Entries supplied =>
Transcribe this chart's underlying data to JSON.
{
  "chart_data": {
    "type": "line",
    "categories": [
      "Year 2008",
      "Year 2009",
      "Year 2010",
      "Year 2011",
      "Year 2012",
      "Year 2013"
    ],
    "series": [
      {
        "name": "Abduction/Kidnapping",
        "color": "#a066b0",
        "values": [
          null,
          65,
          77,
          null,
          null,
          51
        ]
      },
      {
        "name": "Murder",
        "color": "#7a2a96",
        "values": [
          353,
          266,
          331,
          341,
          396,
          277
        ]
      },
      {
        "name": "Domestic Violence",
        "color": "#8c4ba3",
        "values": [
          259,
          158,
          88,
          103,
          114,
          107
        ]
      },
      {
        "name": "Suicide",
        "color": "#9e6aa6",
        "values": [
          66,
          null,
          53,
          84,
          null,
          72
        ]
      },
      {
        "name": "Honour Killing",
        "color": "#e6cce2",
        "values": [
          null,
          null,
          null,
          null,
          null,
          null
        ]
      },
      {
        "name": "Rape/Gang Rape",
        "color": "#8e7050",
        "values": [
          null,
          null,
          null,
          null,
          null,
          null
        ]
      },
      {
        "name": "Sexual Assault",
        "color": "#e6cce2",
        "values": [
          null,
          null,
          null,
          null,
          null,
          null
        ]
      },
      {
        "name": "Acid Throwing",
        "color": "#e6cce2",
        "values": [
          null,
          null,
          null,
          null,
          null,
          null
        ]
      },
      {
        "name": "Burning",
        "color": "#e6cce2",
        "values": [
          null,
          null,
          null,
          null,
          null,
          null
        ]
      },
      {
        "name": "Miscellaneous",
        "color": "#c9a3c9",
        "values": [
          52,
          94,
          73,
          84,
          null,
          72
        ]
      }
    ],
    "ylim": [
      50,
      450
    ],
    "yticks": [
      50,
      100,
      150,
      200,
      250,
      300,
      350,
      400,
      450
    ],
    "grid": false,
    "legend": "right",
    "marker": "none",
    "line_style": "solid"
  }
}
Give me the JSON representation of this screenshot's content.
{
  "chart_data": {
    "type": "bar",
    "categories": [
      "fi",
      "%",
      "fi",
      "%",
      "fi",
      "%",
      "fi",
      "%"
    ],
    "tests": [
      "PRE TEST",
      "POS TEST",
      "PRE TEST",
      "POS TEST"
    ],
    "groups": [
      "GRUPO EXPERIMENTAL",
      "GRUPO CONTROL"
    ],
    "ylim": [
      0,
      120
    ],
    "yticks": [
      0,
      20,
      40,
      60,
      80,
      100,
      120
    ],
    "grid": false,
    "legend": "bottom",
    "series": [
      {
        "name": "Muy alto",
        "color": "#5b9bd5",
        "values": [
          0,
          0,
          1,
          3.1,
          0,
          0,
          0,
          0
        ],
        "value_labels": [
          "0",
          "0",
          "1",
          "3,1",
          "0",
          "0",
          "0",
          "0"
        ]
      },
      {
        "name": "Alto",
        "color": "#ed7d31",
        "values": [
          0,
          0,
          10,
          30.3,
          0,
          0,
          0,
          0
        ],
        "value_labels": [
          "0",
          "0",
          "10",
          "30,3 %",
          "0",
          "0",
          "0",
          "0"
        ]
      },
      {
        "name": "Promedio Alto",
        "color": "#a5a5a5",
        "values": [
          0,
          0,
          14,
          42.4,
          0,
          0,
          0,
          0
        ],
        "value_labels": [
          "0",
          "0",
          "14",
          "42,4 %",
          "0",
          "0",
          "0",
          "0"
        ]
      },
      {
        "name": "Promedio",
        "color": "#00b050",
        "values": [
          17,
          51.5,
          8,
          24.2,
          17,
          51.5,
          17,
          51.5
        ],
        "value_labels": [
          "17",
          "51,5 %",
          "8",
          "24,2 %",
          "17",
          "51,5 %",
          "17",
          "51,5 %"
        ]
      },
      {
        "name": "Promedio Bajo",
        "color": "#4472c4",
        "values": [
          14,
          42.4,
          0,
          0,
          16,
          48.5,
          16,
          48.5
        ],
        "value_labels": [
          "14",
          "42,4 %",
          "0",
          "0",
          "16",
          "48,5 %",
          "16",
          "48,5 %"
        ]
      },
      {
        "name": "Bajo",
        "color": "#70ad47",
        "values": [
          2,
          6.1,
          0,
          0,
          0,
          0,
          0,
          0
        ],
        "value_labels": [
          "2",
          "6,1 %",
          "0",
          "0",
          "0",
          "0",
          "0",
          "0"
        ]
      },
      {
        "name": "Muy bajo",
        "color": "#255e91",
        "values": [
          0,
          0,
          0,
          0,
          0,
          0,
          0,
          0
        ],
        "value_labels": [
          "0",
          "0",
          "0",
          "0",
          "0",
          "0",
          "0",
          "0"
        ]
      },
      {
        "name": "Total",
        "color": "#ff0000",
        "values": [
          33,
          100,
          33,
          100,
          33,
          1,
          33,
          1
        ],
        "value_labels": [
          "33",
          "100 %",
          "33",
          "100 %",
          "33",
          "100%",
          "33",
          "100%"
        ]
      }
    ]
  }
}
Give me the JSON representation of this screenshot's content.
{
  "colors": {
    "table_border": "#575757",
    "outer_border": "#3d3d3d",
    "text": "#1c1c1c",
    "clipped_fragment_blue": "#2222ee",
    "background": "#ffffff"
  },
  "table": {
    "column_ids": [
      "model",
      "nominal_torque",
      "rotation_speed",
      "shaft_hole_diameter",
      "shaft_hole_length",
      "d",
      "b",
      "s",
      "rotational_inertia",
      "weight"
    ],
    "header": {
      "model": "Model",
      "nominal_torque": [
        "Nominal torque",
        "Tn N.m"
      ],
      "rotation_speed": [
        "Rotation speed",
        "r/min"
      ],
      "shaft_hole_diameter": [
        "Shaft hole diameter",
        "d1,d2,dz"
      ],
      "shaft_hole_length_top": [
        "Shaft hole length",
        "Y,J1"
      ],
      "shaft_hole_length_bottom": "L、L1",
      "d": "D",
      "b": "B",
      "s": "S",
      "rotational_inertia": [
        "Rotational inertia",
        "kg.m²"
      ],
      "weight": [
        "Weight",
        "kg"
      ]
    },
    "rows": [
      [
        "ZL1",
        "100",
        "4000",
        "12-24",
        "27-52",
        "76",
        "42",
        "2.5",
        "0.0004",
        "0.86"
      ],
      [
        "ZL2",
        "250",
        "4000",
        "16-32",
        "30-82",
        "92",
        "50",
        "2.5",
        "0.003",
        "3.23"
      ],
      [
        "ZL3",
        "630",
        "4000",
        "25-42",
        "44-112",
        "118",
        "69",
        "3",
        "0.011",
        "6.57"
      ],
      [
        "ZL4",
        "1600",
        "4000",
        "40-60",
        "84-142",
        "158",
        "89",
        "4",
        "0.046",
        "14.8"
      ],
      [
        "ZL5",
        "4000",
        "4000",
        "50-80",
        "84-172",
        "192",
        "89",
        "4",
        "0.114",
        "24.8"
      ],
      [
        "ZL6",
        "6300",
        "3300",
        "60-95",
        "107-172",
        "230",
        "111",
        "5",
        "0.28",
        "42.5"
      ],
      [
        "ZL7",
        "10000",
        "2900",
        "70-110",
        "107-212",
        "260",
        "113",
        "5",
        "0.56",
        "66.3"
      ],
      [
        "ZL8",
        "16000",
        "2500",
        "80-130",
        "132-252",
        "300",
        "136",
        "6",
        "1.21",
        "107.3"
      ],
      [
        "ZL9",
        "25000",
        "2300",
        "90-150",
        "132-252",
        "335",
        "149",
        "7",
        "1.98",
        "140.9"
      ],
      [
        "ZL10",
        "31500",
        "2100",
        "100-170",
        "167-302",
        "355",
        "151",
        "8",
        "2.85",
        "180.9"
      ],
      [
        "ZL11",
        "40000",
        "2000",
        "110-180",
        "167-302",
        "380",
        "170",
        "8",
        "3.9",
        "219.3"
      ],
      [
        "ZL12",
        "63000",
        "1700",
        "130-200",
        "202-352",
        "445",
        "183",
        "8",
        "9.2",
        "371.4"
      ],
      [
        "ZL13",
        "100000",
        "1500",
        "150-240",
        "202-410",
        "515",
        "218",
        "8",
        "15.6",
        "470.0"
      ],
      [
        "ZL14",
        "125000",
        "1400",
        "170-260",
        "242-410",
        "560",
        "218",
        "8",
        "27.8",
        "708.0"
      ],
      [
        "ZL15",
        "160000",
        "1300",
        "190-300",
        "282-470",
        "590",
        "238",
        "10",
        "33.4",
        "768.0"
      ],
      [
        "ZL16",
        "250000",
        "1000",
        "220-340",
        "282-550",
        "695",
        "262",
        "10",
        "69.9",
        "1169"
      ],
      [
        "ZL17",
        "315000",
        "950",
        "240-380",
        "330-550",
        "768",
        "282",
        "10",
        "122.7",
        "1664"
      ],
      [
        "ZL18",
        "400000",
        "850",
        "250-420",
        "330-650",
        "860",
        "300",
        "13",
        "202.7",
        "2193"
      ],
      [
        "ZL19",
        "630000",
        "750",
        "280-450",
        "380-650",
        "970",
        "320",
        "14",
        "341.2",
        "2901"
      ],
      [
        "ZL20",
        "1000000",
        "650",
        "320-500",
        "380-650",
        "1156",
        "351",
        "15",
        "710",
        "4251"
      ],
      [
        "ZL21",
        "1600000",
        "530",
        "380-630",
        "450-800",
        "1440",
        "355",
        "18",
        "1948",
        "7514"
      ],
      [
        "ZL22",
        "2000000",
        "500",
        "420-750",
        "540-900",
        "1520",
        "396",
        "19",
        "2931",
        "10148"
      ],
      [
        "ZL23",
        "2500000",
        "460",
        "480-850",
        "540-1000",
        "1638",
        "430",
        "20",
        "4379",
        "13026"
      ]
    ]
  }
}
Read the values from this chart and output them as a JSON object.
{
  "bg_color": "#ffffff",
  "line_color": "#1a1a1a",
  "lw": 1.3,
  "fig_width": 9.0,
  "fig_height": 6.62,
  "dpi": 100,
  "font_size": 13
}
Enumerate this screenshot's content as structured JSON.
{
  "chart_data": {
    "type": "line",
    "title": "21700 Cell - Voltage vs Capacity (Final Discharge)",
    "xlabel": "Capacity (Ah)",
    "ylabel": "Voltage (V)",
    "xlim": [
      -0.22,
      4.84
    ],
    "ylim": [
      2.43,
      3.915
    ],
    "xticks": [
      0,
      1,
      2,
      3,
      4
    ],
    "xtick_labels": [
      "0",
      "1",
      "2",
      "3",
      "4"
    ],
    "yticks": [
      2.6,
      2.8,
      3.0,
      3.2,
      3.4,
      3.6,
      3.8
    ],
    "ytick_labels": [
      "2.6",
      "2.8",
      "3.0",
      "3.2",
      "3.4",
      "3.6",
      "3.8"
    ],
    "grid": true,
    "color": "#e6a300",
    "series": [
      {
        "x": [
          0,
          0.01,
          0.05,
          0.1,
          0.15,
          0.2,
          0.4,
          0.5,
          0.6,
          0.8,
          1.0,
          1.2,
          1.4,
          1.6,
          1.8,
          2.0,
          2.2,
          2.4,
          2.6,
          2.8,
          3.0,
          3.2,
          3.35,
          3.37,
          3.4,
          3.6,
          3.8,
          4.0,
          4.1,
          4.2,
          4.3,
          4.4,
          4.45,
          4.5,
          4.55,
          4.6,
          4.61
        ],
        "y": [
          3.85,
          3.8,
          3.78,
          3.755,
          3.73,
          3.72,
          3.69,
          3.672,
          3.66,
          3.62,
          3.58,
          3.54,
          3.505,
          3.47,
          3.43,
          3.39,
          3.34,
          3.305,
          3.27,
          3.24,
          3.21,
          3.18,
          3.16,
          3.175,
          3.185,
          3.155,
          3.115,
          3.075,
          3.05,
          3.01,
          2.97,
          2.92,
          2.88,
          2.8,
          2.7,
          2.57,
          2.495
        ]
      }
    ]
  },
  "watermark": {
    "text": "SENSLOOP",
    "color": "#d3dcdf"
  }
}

Stated task =>
Transcribe only the trailing portion of the entries above: the line that contains "Read the values" and each line after it.

Result of this exercise =>
Read the values from this chart and output them as a JSON object.
{
  "bg_color": "#ffffff",
  "line_color": "#1a1a1a",
  "lw": 1.3,
  "fig_width": 9.0,
  "fig_height": 6.62,
  "dpi": 100,
  "font_size": 13
}
Enumerate this screenshot's content as structured JSON.
{
  "chart_data": {
    "type": "line",
    "title": "21700 Cell - Voltage vs Capacity (Final Discharge)",
    "xlabel": "Capacity (Ah)",
    "ylabel": "Voltage (V)",
    "xlim": [
      -0.22,
      4.84
    ],
    "ylim": [
      2.43,
      3.915
    ],
    "xticks": [
      0,
      1,
      2,
      3,
      4
    ],
    "xtick_labels": [
      "0",
      "1",
      "2",
      "3",
      "4"
    ],
    "yticks": [
      2.6,
      2.8,
      3.0,
      3.2,
      3.4,
      3.6,
      3.8
    ],
    "ytick_labels": [
      "2.6",
      "2.8",
      "3.0",
      "3.2",
      "3.4",
      "3.6",
      "3.8"
    ],
    "grid": true,
    "color": "#e6a300",
    "series": [
      {
        "x": [
          0,
          0.01,
          0.05,
          0.1,
          0.15,
          0.2,
          0.4,
          0.5,
          0.6,
          0.8,
          1.0,
          1.2,
          1.4,
          1.6,
          1.8,
          2.0,
          2.2,
          2.4,
          2.6,
          2.8,
          3.0,
          3.2,
          3.35,
          3.37,
          3.4,
          3.6,
          3.8,
          4.0,
          4.1,
          4.2,
          4.3,
          4.4,
          4.45,
          4.5,
          4.55,
          4.6,
          4.61
        ],
        "y": [
          3.85,
          3.8,
          3.78,
          3.755,
          3.73,
          3.72,
          3.69,
          3.672,
          3.66,
          3.62,
          3.58,
          3.54,
          3.505,
          3.47,
          3.43,
          3.39,
          3.34,
          3.305,
          3.27,
          3.24,
          3.21,
          3.18,
          3.16,
          3.175,
          3.185,
          3.155,
          3.115,
          3.075,
          3.05,
          3.01,
          2.97,
          2.92,
          2.88,
          2.8,
          2.7,
          2.57,
          2.495
        ]
      }
    ]
  },
  "watermark": {
    "text": "SENSLOOP",
    "color": "#d3dcdf"
  }
}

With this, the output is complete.